▽

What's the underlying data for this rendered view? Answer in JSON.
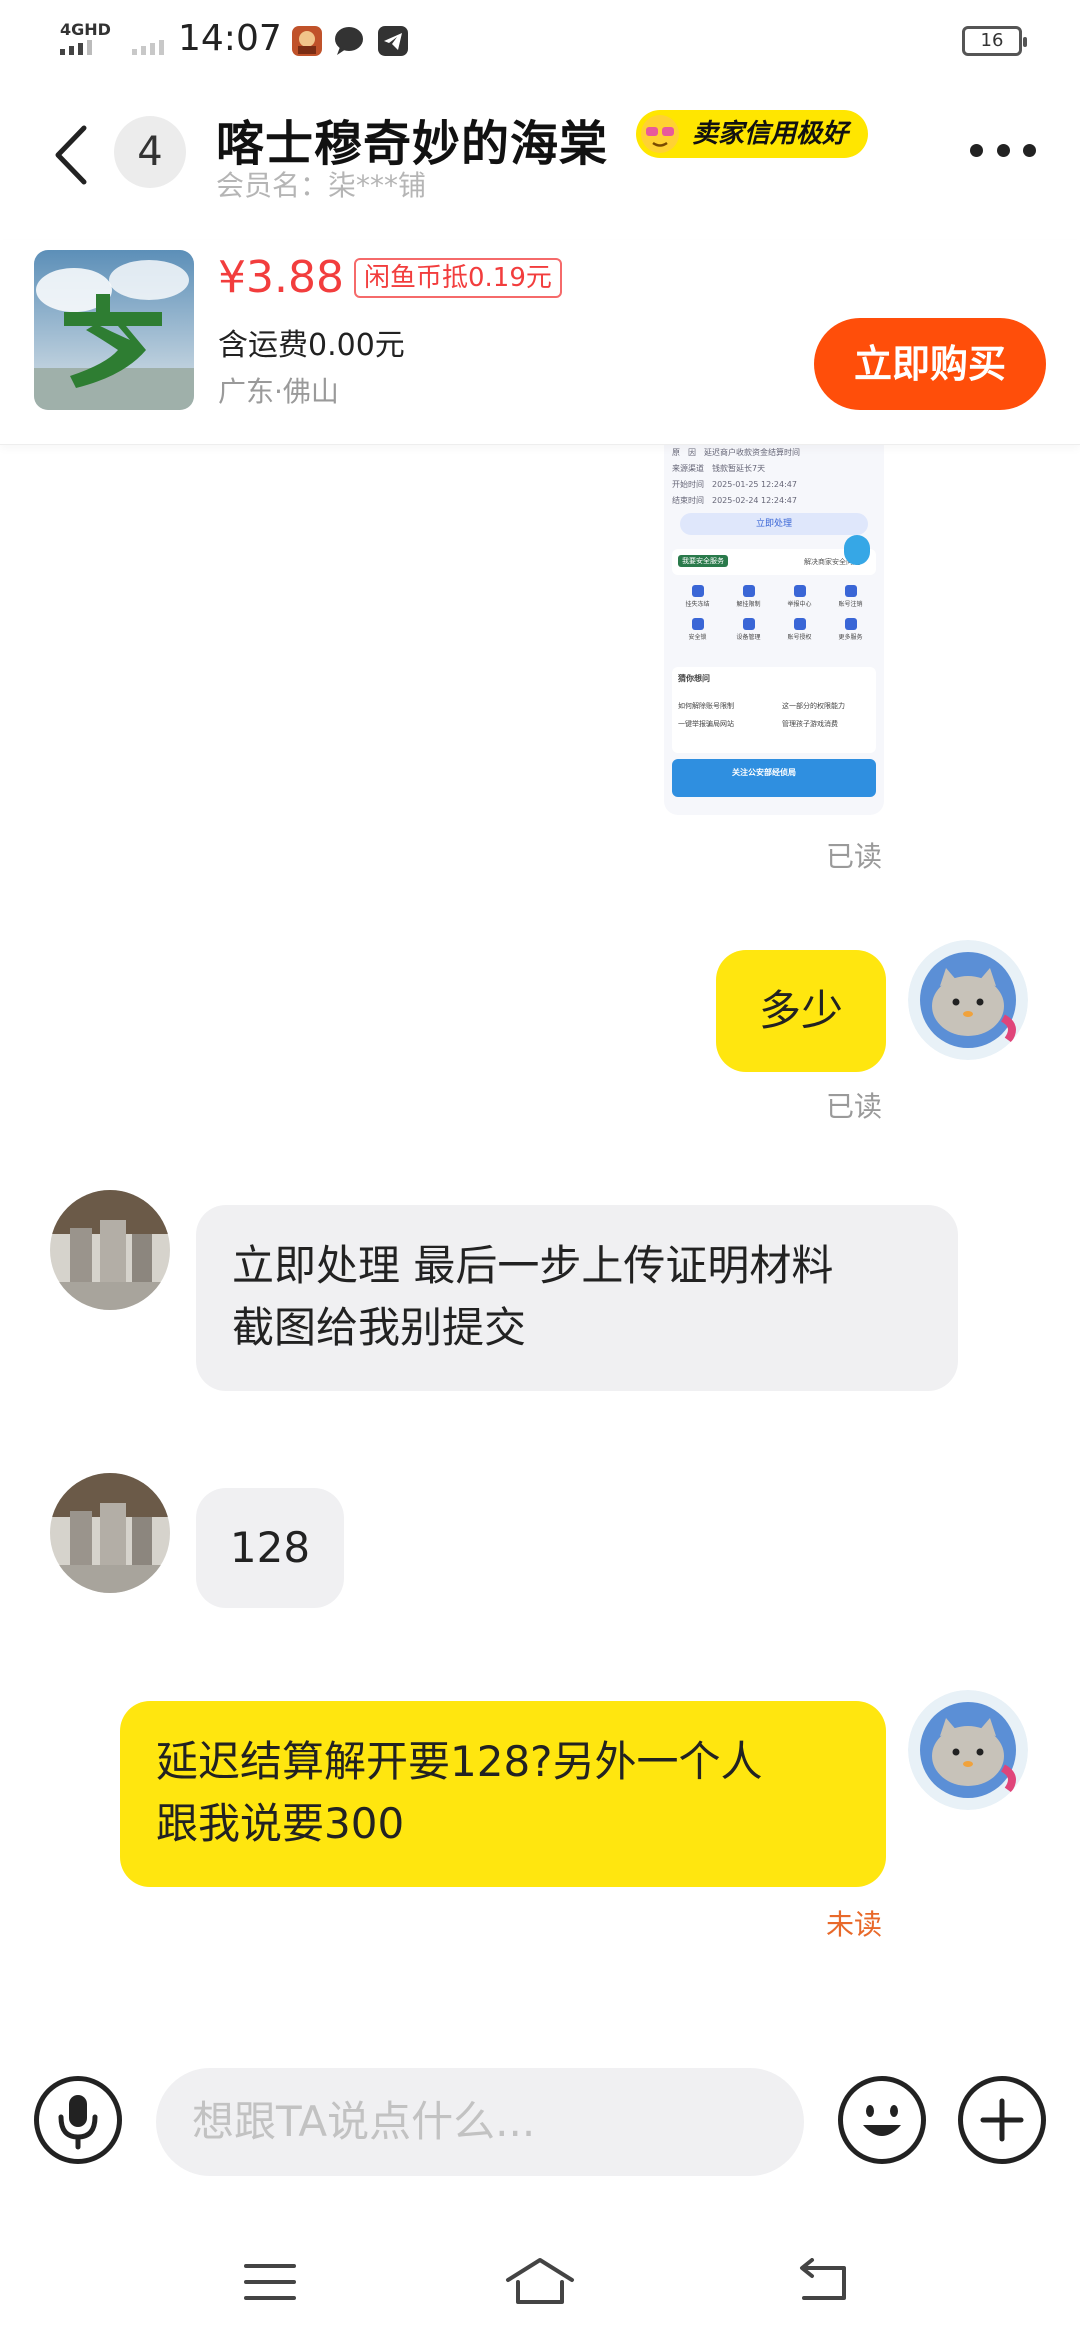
{
  "status_bar": {
    "network": "4GHD",
    "time": "14:07",
    "battery": "16"
  },
  "header": {
    "unread_count": "4",
    "title": "喀士穆奇妙的海棠",
    "seller_badge": "卖家信用极好",
    "member_label": "会员名：柒***铺"
  },
  "product": {
    "price": "¥3.88",
    "coin_tag": "闲鱼币抵0.19元",
    "shipping": "含运费0.00元",
    "location": "广东·佛山",
    "buy_button": "立即购买"
  },
  "screenshot_card": {
    "rows": [
      {
        "k": "原　因",
        "v": "延迟商户收款资金结算时间"
      },
      {
        "k": "来源渠道",
        "v": "钱款暂延长7天"
      },
      {
        "k": "开始时间",
        "v": "2025-01-25 12:24:47"
      },
      {
        "k": "结束时间",
        "v": "2025-02-24 12:24:47"
      }
    ],
    "action": "立即处理",
    "safety_tag": "我要安全服务",
    "safety_text": "解决商家安全问题",
    "grid": [
      "挂失冻结",
      "解挂限制",
      "举报中心",
      "账号注销",
      "安全锁",
      "设备管理",
      "账号授权",
      "更多服务"
    ],
    "faq_title": "猜你想问",
    "faq": [
      "如何解除账号限制",
      "这一部分的权限能力",
      "一键举报骗局网站",
      "管理孩子游戏消费"
    ],
    "banner": "关注公安部经侦局"
  },
  "messages": [
    {
      "side": "right",
      "status": "已读"
    },
    {
      "side": "right",
      "text": "多少",
      "status": "已读"
    },
    {
      "side": "left",
      "line1": "立即处理 最后一步上传证明材料",
      "line2": "截图给我别提交"
    },
    {
      "side": "left",
      "text": "128"
    },
    {
      "side": "right",
      "line1": "延迟结算解开要128?另外一个人",
      "line2": "跟我说要300",
      "status": "未读"
    }
  ],
  "input": {
    "placeholder": "想跟TA说点什么..."
  },
  "colors": {
    "accent_yellow": "#ffe60f",
    "price_red": "#f23d3d",
    "buy_orange": "#ff4e0a",
    "unread_orange": "#e8692a"
  },
  "icons": [
    "back-icon",
    "more-icon",
    "microphone-icon",
    "emoji-icon",
    "plus-icon",
    "menu-icon",
    "home-icon",
    "back-nav-icon"
  ]
}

△

### Exercise prompt
All of the data needs repeating exactly, but the pictures do not.

### Full response
What's the underlying data for this rendered view? Answer in JSON.
{
  "status_bar": {
    "network": "4GHD",
    "time": "14:07",
    "battery": "16"
  },
  "header": {
    "unread_count": "4",
    "title": "喀士穆奇妙的海棠",
    "seller_badge": "卖家信用极好",
    "member_label": "会员名：柒***铺"
  },
  "product": {
    "price": "¥3.88",
    "coin_tag": "闲鱼币抵0.19元",
    "shipping": "含运费0.00元",
    "location": "广东·佛山",
    "buy_button": "立即购买"
  },
  "screenshot_card": {
    "rows": [
      {
        "k": "原　因",
        "v": "延迟商户收款资金结算时间"
      },
      {
        "k": "来源渠道",
        "v": "钱款暂延长7天"
      },
      {
        "k": "开始时间",
        "v": "2025-01-25 12:24:47"
      },
      {
        "k": "结束时间",
        "v": "2025-02-24 12:24:47"
      }
    ],
    "action": "立即处理",
    "safety_tag": "我要安全服务",
    "safety_text": "解决商家安全问题",
    "grid": [
      "挂失冻结",
      "解挂限制",
      "举报中心",
      "账号注销",
      "安全锁",
      "设备管理",
      "账号授权",
      "更多服务"
    ],
    "faq_title": "猜你想问",
    "faq": [
      "如何解除账号限制",
      "这一部分的权限能力",
      "一键举报骗局网站",
      "管理孩子游戏消费"
    ],
    "banner": "关注公安部经侦局"
  },
  "messages": [
    {
      "side": "right",
      "status": "已读"
    },
    {
      "side": "right",
      "text": "多少",
      "status": "已读"
    },
    {
      "side": "left",
      "line1": "立即处理 最后一步上传证明材料",
      "line2": "截图给我别提交"
    },
    {
      "side": "left",
      "text": "128"
    },
    {
      "side": "right",
      "line1": "延迟结算解开要128?另外一个人",
      "line2": "跟我说要300",
      "status": "未读"
    }
  ],
  "input": {
    "placeholder": "想跟TA说点什么..."
  },
  "colors": {
    "accent_yellow": "#ffe60f",
    "price_red": "#f23d3d",
    "buy_orange": "#ff4e0a",
    "unread_orange": "#e8692a"
  },
  "icons": [
    "back-icon",
    "more-icon",
    "microphone-icon",
    "emoji-icon",
    "plus-icon",
    "menu-icon",
    "home-icon",
    "back-nav-icon"
  ]
}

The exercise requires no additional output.